### Collected data entries
==*==

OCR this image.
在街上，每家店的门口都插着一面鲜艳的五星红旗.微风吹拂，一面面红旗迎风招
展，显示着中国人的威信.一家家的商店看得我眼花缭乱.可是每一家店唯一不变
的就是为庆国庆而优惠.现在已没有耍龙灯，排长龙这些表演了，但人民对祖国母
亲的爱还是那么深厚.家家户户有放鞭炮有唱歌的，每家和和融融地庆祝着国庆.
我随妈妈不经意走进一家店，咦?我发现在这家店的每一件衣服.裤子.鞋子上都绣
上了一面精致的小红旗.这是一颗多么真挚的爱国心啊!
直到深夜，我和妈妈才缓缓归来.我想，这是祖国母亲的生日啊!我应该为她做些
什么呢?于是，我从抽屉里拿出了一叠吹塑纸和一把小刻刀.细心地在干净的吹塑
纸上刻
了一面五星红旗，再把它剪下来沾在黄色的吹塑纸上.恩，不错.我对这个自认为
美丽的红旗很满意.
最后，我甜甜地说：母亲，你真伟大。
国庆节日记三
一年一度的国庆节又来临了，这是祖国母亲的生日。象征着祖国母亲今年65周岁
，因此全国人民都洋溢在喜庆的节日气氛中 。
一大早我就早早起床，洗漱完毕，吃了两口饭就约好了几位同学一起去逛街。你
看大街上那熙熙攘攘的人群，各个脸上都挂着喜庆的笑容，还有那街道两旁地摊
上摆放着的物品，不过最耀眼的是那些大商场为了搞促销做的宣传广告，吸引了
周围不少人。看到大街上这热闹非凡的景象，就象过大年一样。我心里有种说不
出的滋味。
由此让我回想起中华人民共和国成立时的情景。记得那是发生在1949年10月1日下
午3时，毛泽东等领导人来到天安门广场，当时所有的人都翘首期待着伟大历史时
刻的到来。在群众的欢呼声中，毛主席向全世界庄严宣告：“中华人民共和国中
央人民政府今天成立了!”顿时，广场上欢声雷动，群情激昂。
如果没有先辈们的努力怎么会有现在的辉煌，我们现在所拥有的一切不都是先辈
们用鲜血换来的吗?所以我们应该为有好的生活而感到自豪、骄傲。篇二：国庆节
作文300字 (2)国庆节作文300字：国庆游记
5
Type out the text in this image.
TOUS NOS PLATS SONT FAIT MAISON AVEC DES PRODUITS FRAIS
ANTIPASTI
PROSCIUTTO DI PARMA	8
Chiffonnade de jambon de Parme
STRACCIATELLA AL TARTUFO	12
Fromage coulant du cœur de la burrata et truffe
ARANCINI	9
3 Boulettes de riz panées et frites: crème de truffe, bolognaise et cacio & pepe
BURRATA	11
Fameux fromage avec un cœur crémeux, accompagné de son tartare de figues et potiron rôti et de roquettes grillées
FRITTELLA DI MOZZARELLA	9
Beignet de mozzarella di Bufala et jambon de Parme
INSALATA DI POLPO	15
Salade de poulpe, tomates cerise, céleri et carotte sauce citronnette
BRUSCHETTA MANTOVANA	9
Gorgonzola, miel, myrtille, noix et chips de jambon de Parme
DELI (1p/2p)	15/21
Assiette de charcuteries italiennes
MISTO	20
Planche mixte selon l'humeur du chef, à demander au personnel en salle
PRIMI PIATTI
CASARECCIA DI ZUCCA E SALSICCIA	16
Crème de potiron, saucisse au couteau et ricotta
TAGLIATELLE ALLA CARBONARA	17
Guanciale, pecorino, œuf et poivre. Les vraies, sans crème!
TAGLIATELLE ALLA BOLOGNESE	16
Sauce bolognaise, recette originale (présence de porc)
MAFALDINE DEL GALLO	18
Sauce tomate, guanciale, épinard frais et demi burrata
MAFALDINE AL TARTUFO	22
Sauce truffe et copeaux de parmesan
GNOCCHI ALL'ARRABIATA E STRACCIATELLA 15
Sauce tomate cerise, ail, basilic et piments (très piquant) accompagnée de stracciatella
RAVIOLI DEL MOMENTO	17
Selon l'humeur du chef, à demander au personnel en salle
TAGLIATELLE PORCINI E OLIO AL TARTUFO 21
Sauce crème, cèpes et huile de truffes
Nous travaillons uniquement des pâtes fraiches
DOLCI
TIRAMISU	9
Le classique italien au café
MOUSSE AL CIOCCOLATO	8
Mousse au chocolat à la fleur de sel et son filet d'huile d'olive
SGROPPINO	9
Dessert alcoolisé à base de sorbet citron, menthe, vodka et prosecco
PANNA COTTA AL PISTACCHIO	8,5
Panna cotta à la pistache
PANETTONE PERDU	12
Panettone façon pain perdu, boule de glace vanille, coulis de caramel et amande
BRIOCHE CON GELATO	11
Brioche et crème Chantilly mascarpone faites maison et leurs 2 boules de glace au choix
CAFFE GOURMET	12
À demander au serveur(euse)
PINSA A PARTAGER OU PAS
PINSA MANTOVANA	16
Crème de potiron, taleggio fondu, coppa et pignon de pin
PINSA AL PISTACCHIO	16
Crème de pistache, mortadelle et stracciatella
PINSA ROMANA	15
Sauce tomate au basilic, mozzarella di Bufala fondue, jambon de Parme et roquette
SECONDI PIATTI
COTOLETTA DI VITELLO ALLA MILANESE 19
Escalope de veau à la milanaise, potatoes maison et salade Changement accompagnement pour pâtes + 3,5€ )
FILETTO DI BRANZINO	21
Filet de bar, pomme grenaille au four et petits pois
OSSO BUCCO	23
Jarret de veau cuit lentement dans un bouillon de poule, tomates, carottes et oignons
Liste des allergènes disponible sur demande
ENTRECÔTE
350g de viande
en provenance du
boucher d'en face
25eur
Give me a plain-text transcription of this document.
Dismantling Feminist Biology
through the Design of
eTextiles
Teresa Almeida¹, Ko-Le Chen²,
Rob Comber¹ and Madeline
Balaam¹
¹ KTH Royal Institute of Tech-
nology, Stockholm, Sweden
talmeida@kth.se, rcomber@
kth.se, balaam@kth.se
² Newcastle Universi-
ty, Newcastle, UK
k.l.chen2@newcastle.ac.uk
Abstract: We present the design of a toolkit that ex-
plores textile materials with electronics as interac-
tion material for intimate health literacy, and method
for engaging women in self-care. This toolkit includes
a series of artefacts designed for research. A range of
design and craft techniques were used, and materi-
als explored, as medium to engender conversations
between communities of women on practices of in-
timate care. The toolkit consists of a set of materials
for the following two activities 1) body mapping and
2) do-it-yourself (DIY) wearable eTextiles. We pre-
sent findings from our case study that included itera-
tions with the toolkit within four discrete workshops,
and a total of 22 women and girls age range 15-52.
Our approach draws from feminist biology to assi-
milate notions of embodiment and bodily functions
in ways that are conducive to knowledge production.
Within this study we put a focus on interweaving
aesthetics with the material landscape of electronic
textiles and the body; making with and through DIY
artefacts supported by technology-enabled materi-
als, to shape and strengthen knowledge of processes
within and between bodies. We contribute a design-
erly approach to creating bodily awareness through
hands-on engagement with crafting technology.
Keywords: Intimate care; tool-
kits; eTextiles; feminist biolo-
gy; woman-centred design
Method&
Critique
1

==*==

### STATED PROBLEM
Everything in the listing above should be restated exactly.

### TASK OUTPUT
OCR this image.
在街上，每家店的门口都插着一面鲜艳的五星红旗.微风吹拂，一面面红旗迎风招
展，显示着中国人的威信.一家家的商店看得我眼花缭乱.可是每一家店唯一不变
的就是为庆国庆而优惠.现在已没有耍龙灯，排长龙这些表演了，但人民对祖国母
亲的爱还是那么深厚.家家户户有放鞭炮有唱歌的，每家和和融融地庆祝着国庆.
我随妈妈不经意走进一家店，咦?我发现在这家店的每一件衣服.裤子.鞋子上都绣
上了一面精致的小红旗.这是一颗多么真挚的爱国心啊!
直到深夜，我和妈妈才缓缓归来.我想，这是祖国母亲的生日啊!我应该为她做些
什么呢?于是，我从抽屉里拿出了一叠吹塑纸和一把小刻刀.细心地在干净的吹塑
纸上刻
了一面五星红旗，再把它剪下来沾在黄色的吹塑纸上.恩，不错.我对这个自认为
美丽的红旗很满意.
最后，我甜甜地说：母亲，你真伟大。
国庆节日记三
一年一度的国庆节又来临了，这是祖国母亲的生日。象征着祖国母亲今年65周岁
，因此全国人民都洋溢在喜庆的节日气氛中 。
一大早我就早早起床，洗漱完毕，吃了两口饭就约好了几位同学一起去逛街。你
看大街上那熙熙攘攘的人群，各个脸上都挂着喜庆的笑容，还有那街道两旁地摊
上摆放着的物品，不过最耀眼的是那些大商场为了搞促销做的宣传广告，吸引了
周围不少人。看到大街上这热闹非凡的景象，就象过大年一样。我心里有种说不
出的滋味。
由此让我回想起中华人民共和国成立时的情景。记得那是发生在1949年10月1日下
午3时，毛泽东等领导人来到天安门广场，当时所有的人都翘首期待着伟大历史时
刻的到来。在群众的欢呼声中，毛主席向全世界庄严宣告：“中华人民共和国中
央人民政府今天成立了!”顿时，广场上欢声雷动，群情激昂。
如果没有先辈们的努力怎么会有现在的辉煌，我们现在所拥有的一切不都是先辈
们用鲜血换来的吗?所以我们应该为有好的生活而感到自豪、骄傲。篇二：国庆节
作文300字 (2)国庆节作文300字：国庆游记
5
Type out the text in this image.
TOUS NOS PLATS SONT FAIT MAISON AVEC DES PRODUITS FRAIS
ANTIPASTI
PROSCIUTTO DI PARMA	8
Chiffonnade de jambon de Parme
STRACCIATELLA AL TARTUFO	12
Fromage coulant du cœur de la burrata et truffe
ARANCINI	9
3 Boulettes de riz panées et frites: crème de truffe, bolognaise et cacio & pepe
BURRATA	11
Fameux fromage avec un cœur crémeux, accompagné de son tartare de figues et potiron rôti et de roquettes grillées
FRITTELLA DI MOZZARELLA	9
Beignet de mozzarella di Bufala et jambon de Parme
INSALATA DI POLPO	15
Salade de poulpe, tomates cerise, céleri et carotte sauce citronnette
BRUSCHETTA MANTOVANA	9
Gorgonzola, miel, myrtille, noix et chips de jambon de Parme
DELI (1p/2p)	15/21
Assiette de charcuteries italiennes
MISTO	20
Planche mixte selon l'humeur du chef, à demander au personnel en salle
PRIMI PIATTI
CASARECCIA DI ZUCCA E SALSICCIA	16
Crème de potiron, saucisse au couteau et ricotta
TAGLIATELLE ALLA CARBONARA	17
Guanciale, pecorino, œuf et poivre. Les vraies, sans crème!
TAGLIATELLE ALLA BOLOGNESE	16
Sauce bolognaise, recette originale (présence de porc)
MAFALDINE DEL GALLO	18
Sauce tomate, guanciale, épinard frais et demi burrata
MAFALDINE AL TARTUFO	22
Sauce truffe et copeaux de parmesan
GNOCCHI ALL'ARRABIATA E STRACCIATELLA 15
Sauce tomate cerise, ail, basilic et piments (très piquant) accompagnée de stracciatella
RAVIOLI DEL MOMENTO	17
Selon l'humeur du chef, à demander au personnel en salle
TAGLIATELLE PORCINI E OLIO AL TARTUFO 21
Sauce crème, cèpes et huile de truffes
Nous travaillons uniquement des pâtes fraiches
DOLCI
TIRAMISU	9
Le classique italien au café
MOUSSE AL CIOCCOLATO	8
Mousse au chocolat à la fleur de sel et son filet d'huile d'olive
SGROPPINO	9
Dessert alcoolisé à base de sorbet citron, menthe, vodka et prosecco
PANNA COTTA AL PISTACCHIO	8,5
Panna cotta à la pistache
PANETTONE PERDU	12
Panettone façon pain perdu, boule de glace vanille, coulis de caramel et amande
BRIOCHE CON GELATO	11
Brioche et crème Chantilly mascarpone faites maison et leurs 2 boules de glace au choix
CAFFE GOURMET	12
À demander au serveur(euse)
PINSA A PARTAGER OU PAS
PINSA MANTOVANA	16
Crème de potiron, taleggio fondu, coppa et pignon de pin
PINSA AL PISTACCHIO	16
Crème de pistache, mortadelle et stracciatella
PINSA ROMANA	15
Sauce tomate au basilic, mozzarella di Bufala fondue, jambon de Parme et roquette
SECONDI PIATTI
COTOLETTA DI VITELLO ALLA MILANESE 19
Escalope de veau à la milanaise, potatoes maison et salade Changement accompagnement pour pâtes + 3,5€ )
FILETTO DI BRANZINO	21
Filet de bar, pomme grenaille au four et petits pois
OSSO BUCCO	23
Jarret de veau cuit lentement dans un bouillon de poule, tomates, carottes et oignons
Liste des allergènes disponible sur demande
ENTRECÔTE
350g de viande
en provenance du
boucher d'en face
25eur
Give me a plain-text transcription of this document.
Dismantling Feminist Biology
through the Design of
eTextiles
Teresa Almeida¹, Ko-Le Chen²,
Rob Comber¹ and Madeline
Balaam¹
¹ KTH Royal Institute of Tech-
nology, Stockholm, Sweden
talmeida@kth.se, rcomber@
kth.se, balaam@kth.se
² Newcastle Universi-
ty, Newcastle, UK
k.l.chen2@newcastle.ac.uk
Abstract: We present the design of a toolkit that ex-
plores textile materials with electronics as interac-
tion material for intimate health literacy, and method
for engaging women in self-care. This toolkit includes
a series of artefacts designed for research. A range of
design and craft techniques were used, and materi-
als explored, as medium to engender conversations
between communities of women on practices of in-
timate care. The toolkit consists of a set of materials
for the following two activities 1) body mapping and
2) do-it-yourself (DIY) wearable eTextiles. We pre-
sent findings from our case study that included itera-
tions with the toolkit within four discrete workshops,
and a total of 22 women and girls age range 15-52.
Our approach draws from feminist biology to assi-
milate notions of embodiment and bodily functions
in ways that are conducive to knowledge production.
Within this study we put a focus on interweaving
aesthetics with the material landscape of electronic
textiles and the body; making with and through DIY
artefacts supported by technology-enabled materi-
als, to shape and strengthen knowledge of processes
within and between bodies. We contribute a design-
erly approach to creating bodily awareness through
hands-on engagement with crafting technology.
Keywords: Intimate care; tool-
kits; eTextiles; feminist biolo-
gy; woman-centred design
Method&
Critique
1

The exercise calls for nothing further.